• [Exercise objective] Below are entries. Pull out all lines containing "workers".

• [Material shown]
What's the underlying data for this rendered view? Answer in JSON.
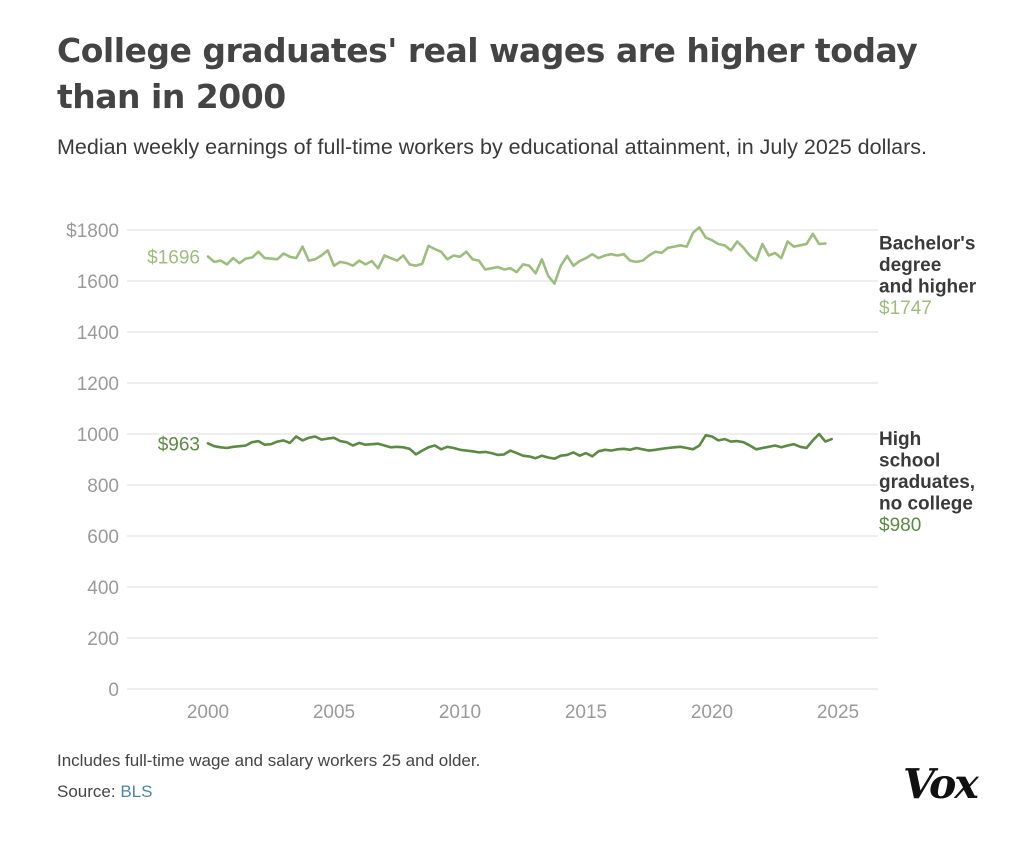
{
  "header": {
    "title": "College graduates' real wages are higher today than in 2000",
    "subtitle": "Median weekly earnings of full-time workers by educational attainment, in July 2025 dollars."
  },
  "footer": {
    "note": "Includes full-time wage and salary workers 25 and older.",
    "source_prefix": "Source: ",
    "source_link": "BLS",
    "logo": "Vox"
  },
  "colors": {
    "bachelor": "#9dbd7e",
    "highschool": "#5c8a44",
    "grid": "#dddddd",
    "tick": "#9a9a9a",
    "label": "#3a3a3a"
  },
  "chart_data": {
    "type": "line",
    "title": "College graduates' real wages are higher today than in 2000",
    "ylim": [
      0,
      1850
    ],
    "xlim": [
      1997.5,
      2026.2
    ],
    "y_ticks": [
      0,
      200,
      400,
      600,
      800,
      1000,
      1200,
      1400,
      1600,
      1800
    ],
    "y_tick_labels": [
      "0",
      "200",
      "400",
      "600",
      "800",
      "1000",
      "1200",
      "1400",
      "1600",
      "$1800"
    ],
    "x_ticks": [
      2000,
      2005,
      2010,
      2015,
      2020,
      2025
    ],
    "x_tick_labels": [
      "2000",
      "2005",
      "2010",
      "2015",
      "2020",
      "2025"
    ],
    "grid": true,
    "legend": "direct labels at right end of lines",
    "series": [
      {
        "key": "bachelor",
        "label_lines": [
          "Bachelor's",
          "degree",
          "and higher"
        ],
        "start_label": "$1696",
        "end_label": "$1747",
        "x_start": 2000,
        "x_step": 0.25,
        "values": [
          1696,
          1675,
          1680,
          1665,
          1690,
          1670,
          1688,
          1692,
          1715,
          1690,
          1688,
          1685,
          1708,
          1695,
          1690,
          1735,
          1680,
          1685,
          1700,
          1720,
          1660,
          1675,
          1670,
          1660,
          1680,
          1665,
          1678,
          1650,
          1700,
          1690,
          1680,
          1700,
          1665,
          1660,
          1668,
          1738,
          1725,
          1715,
          1685,
          1700,
          1695,
          1715,
          1685,
          1680,
          1645,
          1650,
          1655,
          1645,
          1650,
          1635,
          1665,
          1660,
          1630,
          1685,
          1620,
          1590,
          1660,
          1698,
          1660,
          1678,
          1690,
          1705,
          1690,
          1700,
          1705,
          1700,
          1705,
          1680,
          1675,
          1680,
          1700,
          1715,
          1710,
          1730,
          1735,
          1740,
          1735,
          1790,
          1810,
          1770,
          1760,
          1745,
          1740,
          1720,
          1755,
          1730,
          1700,
          1680,
          1745,
          1700,
          1710,
          1690,
          1755,
          1735,
          1740,
          1745,
          1785,
          1745,
          1747
        ]
      },
      {
        "key": "highschool",
        "label_lines": [
          "High",
          "school",
          "graduates,",
          "no college"
        ],
        "start_label": "$963",
        "end_label": "$980",
        "x_start": 2000,
        "x_step": 0.25,
        "values": [
          963,
          952,
          948,
          945,
          950,
          952,
          955,
          968,
          972,
          958,
          960,
          970,
          975,
          965,
          990,
          975,
          985,
          990,
          978,
          982,
          985,
          972,
          968,
          955,
          965,
          958,
          960,
          962,
          955,
          948,
          950,
          948,
          942,
          920,
          935,
          948,
          955,
          940,
          950,
          945,
          938,
          935,
          932,
          928,
          930,
          925,
          918,
          920,
          935,
          925,
          915,
          912,
          905,
          915,
          908,
          903,
          915,
          918,
          928,
          915,
          925,
          912,
          932,
          938,
          935,
          940,
          942,
          938,
          945,
          940,
          935,
          938,
          942,
          945,
          948,
          950,
          945,
          940,
          955,
          995,
          990,
          975,
          980,
          970,
          972,
          968,
          955,
          940,
          945,
          950,
          955,
          948,
          955,
          960,
          950,
          945,
          975,
          1000,
          970,
          980
        ]
      }
    ]
  }
}
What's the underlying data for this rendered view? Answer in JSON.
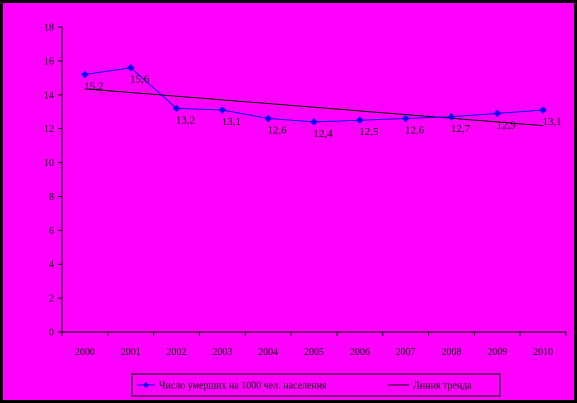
{
  "chart_data": {
    "type": "line",
    "title": "",
    "xlabel": "",
    "ylabel": "",
    "categories": [
      "2000",
      "2001",
      "2002",
      "2003",
      "2004",
      "2005",
      "2006",
      "2007",
      "2008",
      "2009",
      "2010"
    ],
    "ylim": [
      0,
      18
    ],
    "yticks": [
      0,
      2,
      4,
      6,
      8,
      10,
      12,
      14,
      16,
      18
    ],
    "grid": false,
    "legend_position": "bottom",
    "series": [
      {
        "name": "Число умерших на 1000 чел. населения",
        "values": [
          15.2,
          15.6,
          13.2,
          13.1,
          12.6,
          12.4,
          12.5,
          12.6,
          12.7,
          12.9,
          13.1
        ],
        "point_labels": [
          "15,2",
          "15,6",
          "13,2",
          "13,1",
          "12,6",
          "12,4",
          "12,5",
          "12,6",
          "12,7",
          "12,9",
          "13,1"
        ],
        "marker": "diamond",
        "color": "#0000ff"
      },
      {
        "name": "Линия тренда",
        "type": "trendline",
        "color": "#000000"
      }
    ],
    "colors": {
      "background": "#ff00ff",
      "axis": "#000000",
      "frame": "#000000"
    }
  }
}
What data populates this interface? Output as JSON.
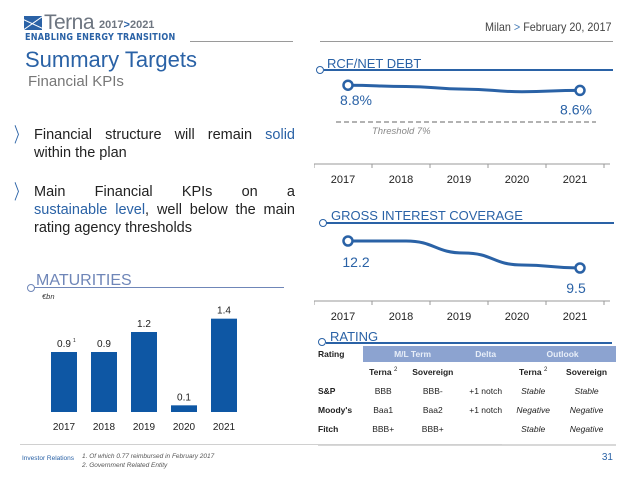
{
  "header": {
    "logo_name": "Terna",
    "logo_years_start": "2017",
    "logo_years_sep": ">",
    "logo_years_end": "2021",
    "tagline": "ENABLING ENERGY TRANSITION",
    "location": "Milan",
    "location_sep": ">",
    "date": "February 20, 2017"
  },
  "title": "Summary Targets",
  "subtitle": "Financial KPIs",
  "bullets": [
    {
      "before": "Financial structure will remain ",
      "highlight": "solid",
      "after": " within the plan"
    },
    {
      "first_line": [
        "Main",
        "Financial",
        "KPIs",
        "on",
        "a"
      ],
      "highlight": "sustainable level",
      "after": ", well below the main rating agency thresholds"
    }
  ],
  "colors": {
    "brand_blue": "#2a62a6",
    "bar_blue": "#0e57a4",
    "section_light": "#6f86b8",
    "table_header_bg": "#8ca3d0",
    "threshold_gray": "#999999"
  },
  "chart_data": [
    {
      "type": "bar",
      "title": "MATURITIES",
      "ylabel": "€bn",
      "categories": [
        "2017",
        "2018",
        "2019",
        "2020",
        "2021"
      ],
      "values": [
        0.9,
        0.9,
        1.2,
        0.1,
        1.4
      ],
      "value_labels": [
        "0.9",
        "0.9",
        "1.2",
        "0.1",
        "1.4"
      ],
      "label_footnotes": [
        "1",
        "",
        "",
        "",
        ""
      ],
      "ylim": [
        0,
        1.5
      ]
    },
    {
      "type": "line",
      "title": "RCF/NET DEBT",
      "categories": [
        "2017",
        "2018",
        "2019",
        "2020",
        "2021"
      ],
      "values": [
        8.8,
        8.75,
        8.65,
        8.55,
        8.6
      ],
      "labeled_points": [
        {
          "index": 0,
          "label": "8.8%"
        },
        {
          "index": 4,
          "label": "8.6%"
        }
      ],
      "threshold": {
        "value": 7,
        "label": "Threshold 7%"
      },
      "ylim": [
        5,
        10
      ]
    },
    {
      "type": "line",
      "title": "GROSS INTEREST COVERAGE",
      "categories": [
        "2017",
        "2018",
        "2019",
        "2020",
        "2021"
      ],
      "values": [
        12.2,
        12.2,
        11.0,
        9.8,
        9.5
      ],
      "labeled_points": [
        {
          "index": 0,
          "label": "12.2"
        },
        {
          "index": 4,
          "label": "9.5"
        }
      ],
      "ylim": [
        5,
        14
      ]
    }
  ],
  "rating": {
    "title": "RATING",
    "header_label": "Rating",
    "groups": [
      "M/L Term",
      "Delta",
      "Outlook"
    ],
    "sub_terna": "Terna",
    "sub_sup": "2",
    "sub_sovereign": "Sovereign",
    "rows": [
      {
        "agency": "S&P",
        "terna": "BBB",
        "sovereign": "BBB-",
        "delta": "+1 notch",
        "outlook_terna": "Stable",
        "outlook_sovereign": "Stable"
      },
      {
        "agency": "Moody's",
        "terna": "Baa1",
        "sovereign": "Baa2",
        "delta": "+1 notch",
        "outlook_terna": "Negative",
        "outlook_sovereign": "Negative"
      },
      {
        "agency": "Fitch",
        "terna": "BBB+",
        "sovereign": "BBB+",
        "delta": "",
        "outlook_terna": "Stable",
        "outlook_sovereign": "Negative"
      }
    ]
  },
  "footer": {
    "section": "Investor Relations",
    "footnotes": [
      "1. Of which 0.77 reimbursed in February 2017",
      "2. Government Related Entity"
    ],
    "page_number": "31"
  }
}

• [Answer to this problem]
    "subtitle": "Median weekly earnings of full-time workers by educational attainment, in July 2025 dollars."
    "note": "Includes full-time wage and salary workers 25 and older.",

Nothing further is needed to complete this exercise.